> [Short task A]: According to the beamforming patent excerpt, which technique does the second beamformer apply to the first group of second frequency band signals?
> [Short task B]: Please carry the beamforming patent excerpt on from its last sentence.

> [Quoted text]:
★ ★ ★ ★ ★

Hybrid audio beamforming systems and methods with narrower beams and improved directivity are provided. The hybrid audio beamforming system includes a time domain beamformer for processing upper frequency band signals of an audio signal using a time domain beamforming technique, and a frequency domain beamformer for processing groups of lower frequency band signals of the audio signal using frequency domain beamforming techniques.

Claims

exact text as granted — not AI-modified
The invention claimed is: 
     
       1. A beamforming system, comprising:
 a first beamformer configured to generate a first beamformed signal based on first frequency band signals derived from a plurality of audio signals, wherein the first beamformer is configured to process the first frequency band signals using a first beamforming technique comprising a delay and sum beamforming technique preformed in the time domain; 
 a second beamformer configured to generate a second beamformed signal based on second frequency band signals derived from the plurality of audio signals, wherein the second beamformer is configured to process the second frequency band signals using a second beamforming technique, wherein the second frequency band signals comprise a first group and a second group, and wherein the second beamformer is further configured to process the first group using a superdirective beamforming technique performed in the frequency domain, and process the second group using a delay and sum beamforming technique in the frequency domain; and 
 an output generation unit in communication with the first and second beamformers, the output generation unit configured to generate a beamformed output signal based on the first beamformed signal and the second beamformed signal.

★ ★ ★ ★ ★

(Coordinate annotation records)

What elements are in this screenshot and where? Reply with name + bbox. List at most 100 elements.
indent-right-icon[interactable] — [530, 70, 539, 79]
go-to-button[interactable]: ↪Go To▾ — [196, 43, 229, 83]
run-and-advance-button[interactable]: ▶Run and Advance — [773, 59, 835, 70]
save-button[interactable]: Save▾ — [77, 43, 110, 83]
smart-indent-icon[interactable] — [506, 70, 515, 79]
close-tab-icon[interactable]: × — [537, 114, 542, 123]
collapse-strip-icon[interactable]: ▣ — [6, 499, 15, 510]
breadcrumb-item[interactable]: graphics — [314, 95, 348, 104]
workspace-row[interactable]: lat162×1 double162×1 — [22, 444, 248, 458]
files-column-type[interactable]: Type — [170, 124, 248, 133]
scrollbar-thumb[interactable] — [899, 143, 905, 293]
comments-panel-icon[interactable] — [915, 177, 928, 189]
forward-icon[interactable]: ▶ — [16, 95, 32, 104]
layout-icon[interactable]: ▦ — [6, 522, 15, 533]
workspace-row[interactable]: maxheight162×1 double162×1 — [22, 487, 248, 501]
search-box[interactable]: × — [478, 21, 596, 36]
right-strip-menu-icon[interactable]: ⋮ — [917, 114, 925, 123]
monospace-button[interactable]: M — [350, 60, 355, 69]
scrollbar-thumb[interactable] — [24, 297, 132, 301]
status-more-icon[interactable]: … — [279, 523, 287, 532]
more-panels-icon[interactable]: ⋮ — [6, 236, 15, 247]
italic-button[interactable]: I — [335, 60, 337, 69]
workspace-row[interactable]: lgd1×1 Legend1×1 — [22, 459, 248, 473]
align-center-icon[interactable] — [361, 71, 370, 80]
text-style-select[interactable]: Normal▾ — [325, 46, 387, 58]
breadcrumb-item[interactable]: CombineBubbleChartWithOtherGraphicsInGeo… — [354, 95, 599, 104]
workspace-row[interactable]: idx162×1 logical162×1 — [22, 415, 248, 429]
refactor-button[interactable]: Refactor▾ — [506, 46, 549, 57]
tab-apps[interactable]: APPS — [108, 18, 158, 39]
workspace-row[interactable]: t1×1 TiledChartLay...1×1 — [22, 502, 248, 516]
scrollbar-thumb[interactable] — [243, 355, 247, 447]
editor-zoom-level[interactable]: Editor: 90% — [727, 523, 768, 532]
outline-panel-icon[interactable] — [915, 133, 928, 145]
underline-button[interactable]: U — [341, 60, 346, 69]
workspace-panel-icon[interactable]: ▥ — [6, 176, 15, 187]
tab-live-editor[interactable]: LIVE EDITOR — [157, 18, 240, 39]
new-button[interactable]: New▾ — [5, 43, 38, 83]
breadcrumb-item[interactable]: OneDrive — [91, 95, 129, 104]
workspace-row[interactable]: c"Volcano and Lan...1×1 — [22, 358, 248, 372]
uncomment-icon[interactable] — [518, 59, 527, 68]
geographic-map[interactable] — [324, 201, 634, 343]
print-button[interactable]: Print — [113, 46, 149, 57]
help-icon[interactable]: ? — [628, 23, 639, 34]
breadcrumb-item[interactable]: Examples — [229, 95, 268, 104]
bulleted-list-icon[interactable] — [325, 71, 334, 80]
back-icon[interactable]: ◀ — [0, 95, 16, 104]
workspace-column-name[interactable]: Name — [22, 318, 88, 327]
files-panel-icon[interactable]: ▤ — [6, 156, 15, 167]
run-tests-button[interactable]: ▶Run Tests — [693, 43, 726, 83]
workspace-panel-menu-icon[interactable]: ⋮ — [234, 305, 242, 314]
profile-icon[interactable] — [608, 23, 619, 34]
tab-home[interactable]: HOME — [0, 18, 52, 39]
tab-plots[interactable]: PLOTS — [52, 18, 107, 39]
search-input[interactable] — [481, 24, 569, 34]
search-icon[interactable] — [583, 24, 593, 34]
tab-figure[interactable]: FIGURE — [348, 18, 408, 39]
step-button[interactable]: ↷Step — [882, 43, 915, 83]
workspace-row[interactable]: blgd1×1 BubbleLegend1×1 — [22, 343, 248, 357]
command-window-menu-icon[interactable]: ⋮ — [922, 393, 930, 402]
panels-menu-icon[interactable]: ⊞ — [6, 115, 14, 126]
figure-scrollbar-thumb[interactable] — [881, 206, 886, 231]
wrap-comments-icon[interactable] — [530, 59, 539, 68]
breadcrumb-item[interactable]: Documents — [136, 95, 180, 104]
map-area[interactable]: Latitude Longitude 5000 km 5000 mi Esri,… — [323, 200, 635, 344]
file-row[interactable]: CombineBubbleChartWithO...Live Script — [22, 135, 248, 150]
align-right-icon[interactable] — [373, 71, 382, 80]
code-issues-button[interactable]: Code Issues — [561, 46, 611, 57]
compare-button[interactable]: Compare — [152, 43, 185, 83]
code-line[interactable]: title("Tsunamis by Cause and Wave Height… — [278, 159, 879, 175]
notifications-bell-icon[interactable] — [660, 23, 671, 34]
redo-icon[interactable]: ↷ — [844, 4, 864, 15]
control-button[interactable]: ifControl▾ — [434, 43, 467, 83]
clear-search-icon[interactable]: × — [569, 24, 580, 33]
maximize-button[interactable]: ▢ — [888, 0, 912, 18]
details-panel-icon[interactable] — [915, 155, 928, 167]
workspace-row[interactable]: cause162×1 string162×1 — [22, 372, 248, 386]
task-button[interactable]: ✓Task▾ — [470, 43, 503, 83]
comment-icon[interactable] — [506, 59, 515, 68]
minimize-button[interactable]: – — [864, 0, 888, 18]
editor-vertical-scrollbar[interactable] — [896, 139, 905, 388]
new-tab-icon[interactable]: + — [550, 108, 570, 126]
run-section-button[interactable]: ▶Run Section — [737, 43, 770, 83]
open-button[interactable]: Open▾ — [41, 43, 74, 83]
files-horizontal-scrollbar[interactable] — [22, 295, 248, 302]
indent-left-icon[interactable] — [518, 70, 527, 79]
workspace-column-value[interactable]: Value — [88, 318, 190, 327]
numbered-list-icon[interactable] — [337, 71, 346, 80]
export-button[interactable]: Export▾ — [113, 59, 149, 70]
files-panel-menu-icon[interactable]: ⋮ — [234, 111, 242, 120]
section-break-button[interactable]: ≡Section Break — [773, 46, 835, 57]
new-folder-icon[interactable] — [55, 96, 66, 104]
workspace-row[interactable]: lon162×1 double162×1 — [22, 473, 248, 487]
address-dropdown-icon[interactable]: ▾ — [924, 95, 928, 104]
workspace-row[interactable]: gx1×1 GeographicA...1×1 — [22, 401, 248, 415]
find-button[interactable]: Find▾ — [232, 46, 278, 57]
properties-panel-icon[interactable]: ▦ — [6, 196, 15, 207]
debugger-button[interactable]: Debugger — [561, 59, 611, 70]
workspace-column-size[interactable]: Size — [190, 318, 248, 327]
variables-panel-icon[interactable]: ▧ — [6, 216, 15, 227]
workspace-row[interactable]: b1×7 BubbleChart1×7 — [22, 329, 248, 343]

★ ★ ★ ★ ★

> [Result A]: A superdirective beamforming technique performed in the frequency domain.

> [Result B]:
 
     
     
       2. The beamforming system of  claim 1 , wherein the first beamforming technique comprises a time domain beamforming technique and the second beamforming technique comprises a frequency domain beamforming technique. 
     
     
       3. The beamforming system of  claim 1 ,
 wherein the second beamforming technique comprises a first frequency domain beamforming technique and a second frequency domain beamforming technique; and 
 wherein the second beamformer is further configured to process the first group using the first frequency domain beamforming technique and process the second group using the second frequency domain beamforming technique. 
 
     
     
       4. The beamforming system of  claim 3 , wherein the first and second frequency domain beamforming techniques are based on a weighted overlap-add (WOLA) methodology with a frame size that is smaller than or equal to a block size of a frequency domain transform. 
     
     
       5. The beamforming system of  claim 4 , wherein the frame size is configurable. 
     
     
       6. The beamforming system of  claim 3 , further comprising an interpolator configured to generate the second beamformed signal based on a signal generated by the first and second frequency domain beamforming techniques.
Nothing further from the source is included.